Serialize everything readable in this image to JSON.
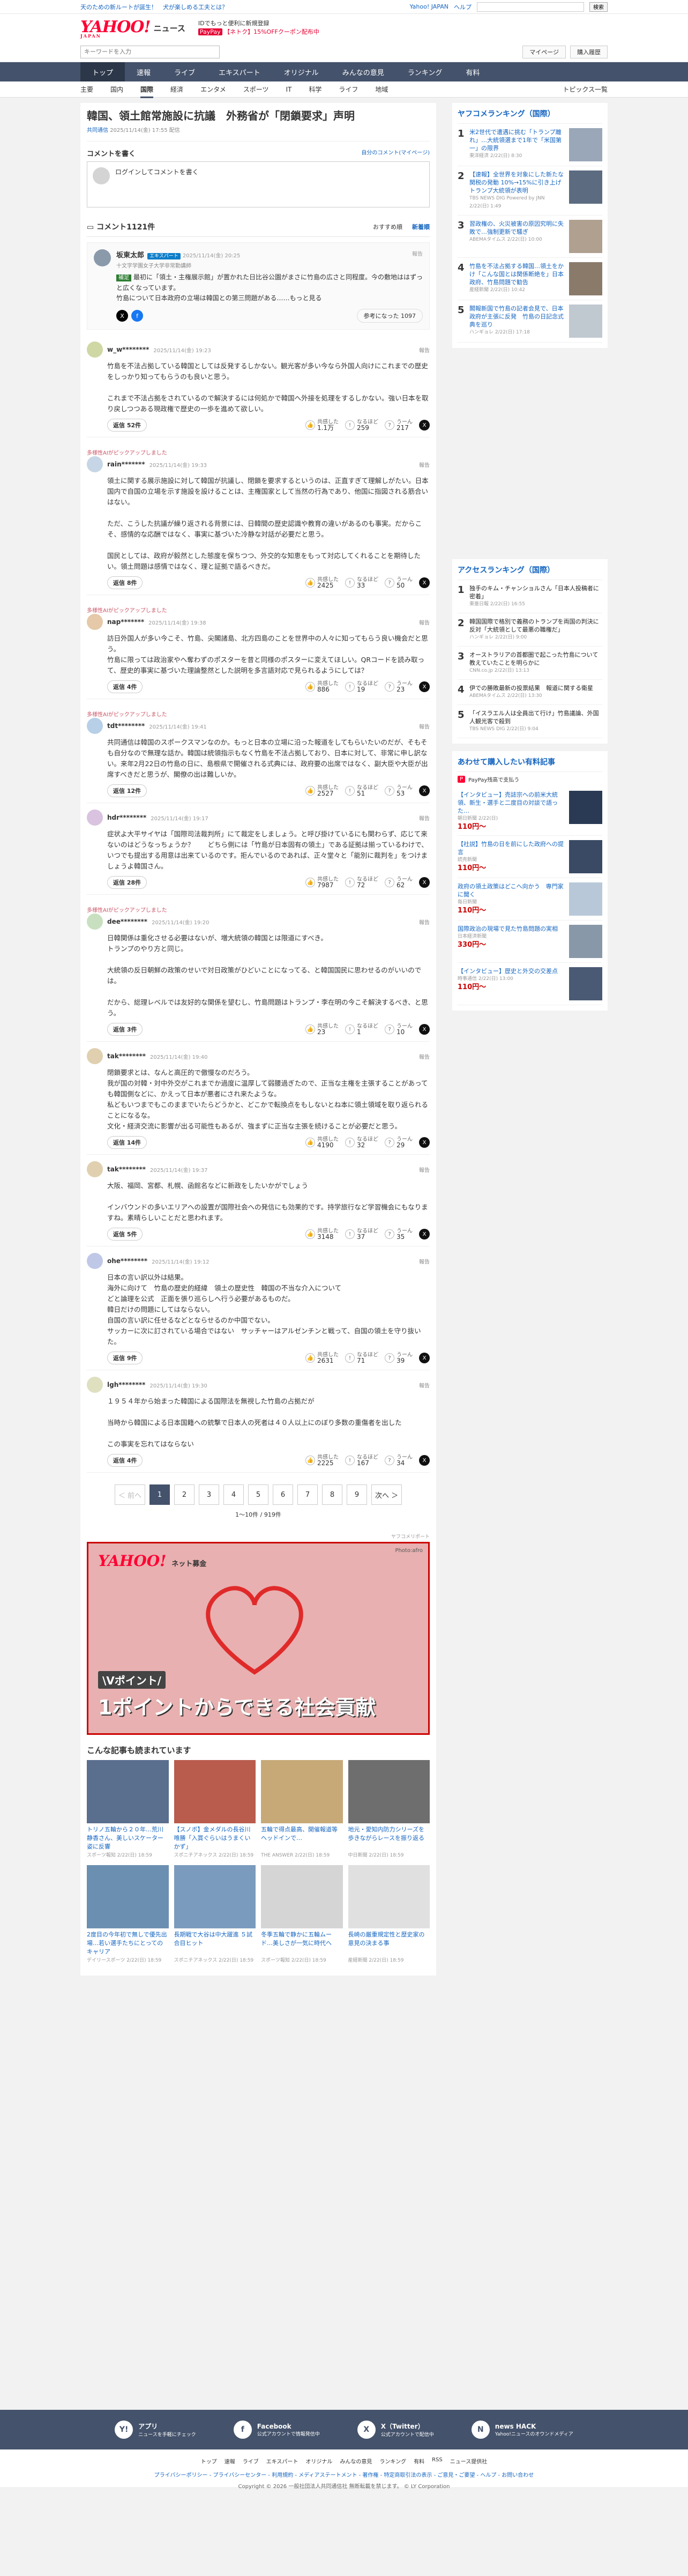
{
  "topbar": {
    "promo": "天のための新ルートが誕生！　犬が楽しめる工夫とは？",
    "links": [
      "Yahoo! JAPAN",
      "ヘルプ"
    ],
    "search_placeholder": "",
    "search_button": "検索"
  },
  "header": {
    "logo": "YAHOO!",
    "logo_sub": "JAPAN",
    "section": "ニュース",
    "promo1": "IDでもっと便利に新規登録",
    "promo2_badge": "PayPay",
    "promo2": "【ネトク】15%OFFクーポン配布中"
  },
  "search": {
    "placeholder": "キーワードを入力",
    "mypage": "マイページ",
    "settings": "購入履歴"
  },
  "gnav": [
    "トップ",
    "速報",
    "ライブ",
    "エキスパート",
    "オリジナル",
    "みんなの意見",
    "ランキング",
    "有料"
  ],
  "subnav": [
    "主要",
    "国内",
    "国際",
    "経済",
    "エンタメ",
    "スポーツ",
    "IT",
    "科学",
    "ライフ",
    "地域"
  ],
  "subnav_right": "トピックス一覧",
  "article": {
    "title": "韓国、領土館常施設に抗議　外務省が「閉鎖要求」声明",
    "source": "共同通信",
    "date": "2025/11/14(金) 17:55 配信"
  },
  "comment_write": {
    "title": "コメントを書く",
    "link": "自分のコメント(マイページ)",
    "placeholder": "ログインしてコメントを書く"
  },
  "comments_header": {
    "label": "コメント1121件",
    "sort1": "おすすめ順",
    "sort2": "新着順"
  },
  "expert": {
    "name": "坂東太郎",
    "badge": "エキスパート",
    "meta": "2025/11/14(金) 20:25",
    "role": "十文字学園女子大学非常勤講師",
    "tag": "補足",
    "body": "最初に「領土・主権展示館」が置かれた日比谷公園がまさに竹島の広さと同程度。今の敷地ははずっと広くなっています。\n竹島について日本政府の立場は韓国との第三問題がある……もっと見る",
    "helpful": "参考になった 1097",
    "report": "報告"
  },
  "comments": [
    {
      "user": "w_w********",
      "time": "2025/11/14(金) 19:23",
      "body": "竹島を不法占拠している韓国としては反発するしかない。観光客が多い今なら外国人向けにこれまでの歴史をしっかり知ってもらうのも良いと思う。\n\nこれまで不法占拠をされているので解決するには何処かで韓国へ外接を処理をするしかない。強い日本を取り戻しつつある現政権で歴史の一歩を進めて欲しい。",
      "replies": "返信 52件",
      "v1": "1.1万",
      "v2": "259",
      "v3": "217",
      "color": "#cfd8a4",
      "pin": ""
    },
    {
      "user": "rain*******",
      "time": "2025/11/14(金) 19:33",
      "body": "領土に関する展示施設に対して韓国が抗議し、閉鎖を要求するというのは、正直すぎて理解しがたい。日本国内で自国の立場を示す施設を設けることは、主権国家として当然の行為であり、他国に指図される筋合いはない。\n\nただ、こうした抗議が繰り返される背景には、日韓間の歴史認識や教育の違いがあるのも事実。だからこそ、感情的な応酬ではなく、事実に基づいた冷静な対話が必要だと思う。\n\n国民としては、政府が毅然とした態度を保ちつつ、外交的な知恵をもって対応してくれることを期待したい。領土問題は感情ではなく、理と証拠で語るべきだ。",
      "replies": "返信 8件",
      "v1": "2425",
      "v2": "33",
      "v3": "50",
      "color": "#c6d6e6",
      "pin": "多様性AIがピックアップしました"
    },
    {
      "user": "nap*******",
      "time": "2025/11/14(金) 19:38",
      "body": "訪日外国人が多い今こそ、竹島、尖閣諸島、北方四島のことを世界中の人々に知ってもらう良い機会だと思う。\n竹島に限っては政治家やへ奪わずのポスターを昔と同様のポスターに変えてほしい。QRコードを読み取って、歴史的事実に基づいた理論整然とした説明を多言語対応で見られるようにしては？",
      "replies": "返信 4件",
      "v1": "886",
      "v2": "19",
      "v3": "23",
      "color": "#e5c9a8",
      "pin": "多様性AIがピックアップしました"
    },
    {
      "user": "tdt********",
      "time": "2025/11/14(金) 19:41",
      "body": "共同通信は韓国のスポークスマンなのか。もっと日本の立場に沿った報道をしてもらいたいのだが、そもそも自分なので無理な話か。韓国は統領指示もなく竹島を不法占拠しており、日本に対して、非常に申し訳ない。来年2月22日の竹島の日に、島根県で開催される式典には、政府要の出席ではなく、副大臣や大臣が出席すべきだと思うが、閣僚の出は難しいか。",
      "replies": "返信 12件",
      "v1": "2527",
      "v2": "51",
      "v3": "53",
      "color": "#b8cfe8",
      "pin": "多様性AIがピックアップしました"
    },
    {
      "user": "hdr********",
      "time": "2025/11/14(金) 19:17",
      "body": "症状よ大平サイヤは「国際司法裁判所」にて裁定をしましょう。と呼び掛けているにも関わらず、応じて来ないのはどうなっちょうか？　　どちら側には「竹島が日本固有の領土」である証拠は揃っているわけで、いつでも提出する用意は出来ているのです。拒んでいるのであれば、正々堂々と「能別に裁判を」をつけましょうよ韓国さん。",
      "replies": "返信 28件",
      "v1": "7987",
      "v2": "72",
      "v3": "62",
      "color": "#d9c3e0",
      "pin": ""
    },
    {
      "user": "dee********",
      "time": "2025/11/14(金) 19:20",
      "body": "日韓関係は重化させる必要はないが、増大統領の韓国とは限道にすべき。\nトランプのやり方と同じ。\n\n大統領の反日朝鮮の政策のせいで対日政策がひどいことになってる、と韓国国民に思わせるのがいいのでは。\n\nだから、総理レベルでは友好的な関係を望むし、竹島問題はトランプ・李在明の今こそ解決するべき、と思う。",
      "replies": "返信 3件",
      "v1": "23",
      "v2": "1",
      "v3": "10",
      "color": "#c8e0c0",
      "pin": "多様性AIがピックアップしました"
    },
    {
      "user": "tak********",
      "time": "2025/11/14(金) 19:40",
      "body": "閉鎖要求とは、なんと高圧的で傲慢なのだろう。\n我が国の対韓・対中外交がこれまでか過度に温厚して弱腰過ぎたので、正当な主権を主張することがあっても韓国側などに、かえって日本が悪者にされ来たような。\n私どもいつまでもこのままでいたらどうかと、どこかで転換点をもしないとね本に領土領域を取り返られることになるな。\n文化・経済交流に影響が出る可能性もあるが、強まずに正当な主張を続けることが必要だと思う。",
      "replies": "返信 14件",
      "v1": "4190",
      "v2": "32",
      "v3": "29",
      "color": "#e0d0b0",
      "pin": ""
    },
    {
      "user": "tak********",
      "time": "2025/11/14(金) 19:37",
      "body": "大阪、福岡、宮都、札幌、函館名などに新政をしたいかがでしょう\n\nインバウンドの多いエリアへの設置が国際社会への発信にも効果的です。持学旅行など学習機会にもなりますね。素晴らしいことだと思われます。",
      "replies": "返信 5件",
      "v1": "3148",
      "v2": "37",
      "v3": "35",
      "color": "#e0d0b0",
      "pin": ""
    },
    {
      "user": "ohe********",
      "time": "2025/11/14(金) 19:12",
      "body": "日本の言い訳以外は結果。\n海外に向けて　竹島の歴史的経緯　領土の歴史性　韓国の不当な介入について\nどと論理を公式　正面を張り巡らしへ行う必要があるものだ。\n韓日だけの問題にしてはならない。\n自国の言い訳に任せるなどとならせるのか中国でない。\nサッカーに次に訂されている場合ではない　サッチャーはアルゼンチンと戦って、自国の領土を守り抜いた。",
      "replies": "返信 9件",
      "v1": "2631",
      "v2": "71",
      "v3": "39",
      "color": "#c0c8e8",
      "pin": ""
    },
    {
      "user": "lgh********",
      "time": "2025/11/14(金) 19:30",
      "body": "１９５４年から始まった韓国による国際法を無視した竹島の占拠だが\n\n当時から韓国による日本国籍への銃撃で日本人の死者は４０人以上にのぼり多数の重傷者を出した\n\nこの事実を忘れてはならない",
      "replies": "返信 4件",
      "v1": "2225",
      "v2": "167",
      "v3": "34",
      "color": "#dfe0c0",
      "pin": ""
    }
  ],
  "labels": {
    "report": "報告",
    "helpful": "共感した",
    "think": "なるほど",
    "hmm": "うーん"
  },
  "pager": {
    "prev": "＜ 前へ",
    "pages": [
      "1",
      "2",
      "3",
      "4",
      "5",
      "6",
      "7",
      "8",
      "9"
    ],
    "next": "次へ ＞",
    "info": "1〜10件 / 919件"
  },
  "ad": {
    "label": "ヤフコメリポート",
    "logo": "YAHOO!",
    "logo_sub": "ネット募金",
    "credit": "Photo:afro",
    "line1": "\\Vポイント/",
    "line2": "1ポイントからできる社会貢献"
  },
  "related": {
    "title": "こんな記事も読まれています",
    "items": [
      {
        "title": "トリノ五輪から２０年…荒川静香さん、美しいスケーター姿に反響",
        "meta": "スポーツ報知",
        "date": "2/22(日) 18:59",
        "color": "#5a6e8e"
      },
      {
        "title": "【スノボ】金メダルの長谷川唯勝「入賞ぐらいはうまくいかず」",
        "meta": "スポニチアネックス",
        "date": "2/22(日) 18:59",
        "color": "#b95b4d"
      },
      {
        "title": "五輪で得点最高、開催報道等ヘッドインで…",
        "meta": "THE ANSWER",
        "date": "2/22(日) 18:59",
        "color": "#c7a978"
      },
      {
        "title": "地元・愛知内防力シリーズを歩きながらレースを振り返る",
        "meta": "中日新聞",
        "date": "2/22(日) 18:59",
        "color": "#6e6e6e"
      },
      {
        "title": "2度目の今年初で無しで優先出場…若い選手たちにとってのキャリア",
        "meta": "デイリースポーツ",
        "date": "2/22(日) 18:59",
        "color": "#6b8fb0"
      },
      {
        "title": "長期戦で大谷は中大躍進 ５試合目ヒット",
        "meta": "スポニチアネックス",
        "date": "2/22(日) 18:59",
        "color": "#7a9bbd"
      },
      {
        "title": "冬季五輪で静かに五輪ムード…美しさが一気に時代へ",
        "meta": "スポーツ報知",
        "date": "2/22(日) 18:59",
        "color": "#d5d5d5"
      },
      {
        "title": "長崎の厳重規定性と歴史家の意見の決まる事",
        "meta": "産経新聞",
        "date": "2/22(日) 18:59",
        "color": "#e0e0e0"
      }
    ]
  },
  "side": {
    "expert_ranking": {
      "title": "ヤフコメランキング（国際）",
      "items": [
        {
          "text": "米2世代で遭遇に挑む「トランプ離れ」…大統領選まで1年で「米国第一」の限界",
          "meta": "東洋経済 2/22(日) 8:30"
        },
        {
          "text": "【速報】全世界を対象にした新たな関税の発動 10%→15%に引き上げ　トランプ大統領が表明",
          "meta": "TBS NEWS DIG Powered by JNN 2/22(日) 1:49"
        },
        {
          "text": "習政権の、火災被害の原因究明に失敗で…強制更新で騒ぎ",
          "meta": "ABEMAタイムス 2/22(日) 10:00"
        },
        {
          "text": "竹島を不法占拠する韓国…領土をかけ「こんな国とは関係断絶を」日本政府、竹島問題で勧告",
          "meta": "産経新聞 2/22(日) 10:42"
        },
        {
          "text": "閣報新国で竹島の記者会見で、日本政府が主張に反発　竹島の日記念式典を巡り",
          "meta": "ハンギョレ 2/22(日) 17:18"
        }
      ]
    },
    "access_ranking": {
      "title": "アクセスランキング（国際）",
      "items": [
        {
          "text": "独手のキム・チャンショルさん「日本人投稿者に密着」",
          "meta": "東亜日報 2/22(日) 16:55"
        },
        {
          "text": "韓国国際で格別で義務のトランプを両国の判決に反対「大統領として最悪の職権だ」",
          "meta": "ハンギョレ 2/22(日) 9:00"
        },
        {
          "text": "オーストラリアの首都圏で起こった竹島について教えていたことを明らかに",
          "meta": "CNN.co.jp 2/22(日) 13:13"
        },
        {
          "text": "伊での勝敗最新の投票結果　報道に関する衛星",
          "meta": "ABEMAタイムス 2/22(日) 13:30"
        },
        {
          "text": "「イスラエル人は全員出て行け」竹島議論、外国人観光客で殺到",
          "meta": "TBS NEWS DIG 2/22(日) 9:04"
        }
      ]
    },
    "shop": {
      "title": "あわせて購入したい有料記事",
      "sub": "PayPay残高で支払う",
      "items": [
        {
          "text": "【インタビュー】売誌宗への前米大統領、新生・選手と二度目の対談で語った…",
          "meta": "朝日新聞 2/22(日)",
          "price": "110円〜",
          "color": "#2a3a55"
        },
        {
          "text": "【社説】竹島の日を前にした政府への提言",
          "meta": "読売新聞",
          "price": "110円〜",
          "color": "#3a4a65"
        },
        {
          "text": "政府の領土政策はどこへ向かう　専門家に聞く",
          "meta": "毎日新聞",
          "price": "110円〜",
          "color": "#b8c8d8"
        },
        {
          "text": "国際政治の現場で見た竹島問題の実相",
          "meta": "日本経済新聞",
          "price": "330円〜",
          "color": "#8898a8"
        },
        {
          "text": "【インタビュー】歴史と外交の交差点",
          "meta": "時事通信 2/22(日) 13:00",
          "price": "110円〜",
          "color": "#4a5a75"
        }
      ]
    }
  },
  "footer": {
    "apps": [
      {
        "name": "アプリ",
        "desc": "ニュースを手軽にチェック",
        "icon": "Y!"
      },
      {
        "name": "Facebook",
        "desc": "公式アカウントで情報発信中",
        "icon": "f"
      },
      {
        "name": "X（Twitter）",
        "desc": "公式アカウントで配信中",
        "icon": "X"
      },
      {
        "name": "news HACK",
        "desc": "Yahoo!ニュースのオウンドメディア",
        "icon": "N"
      }
    ],
    "nav": [
      "トップ",
      "速報",
      "ライブ",
      "エキスパート",
      "オリジナル",
      "みんなの意見",
      "ランキング",
      "有料",
      "RSS",
      "ニュース提供社"
    ],
    "links": "プライバシーポリシー - プライバシーセンター - 利用規約 - メディアステートメント - 著作権 - 特定商取引法の表示 - ご意見・ご要望 - ヘルプ - お問い合わせ",
    "copyright": "Copyright © 2026 一般社団法人共同通信社 無断転載を禁じます。 © LY Corporation"
  }
}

# EXERCISE DIRECTIONS:
Your task is to report how many lines of the material include the string "user". Give the number and no other words.

# ANSWER TO THIS PROBLEM:
10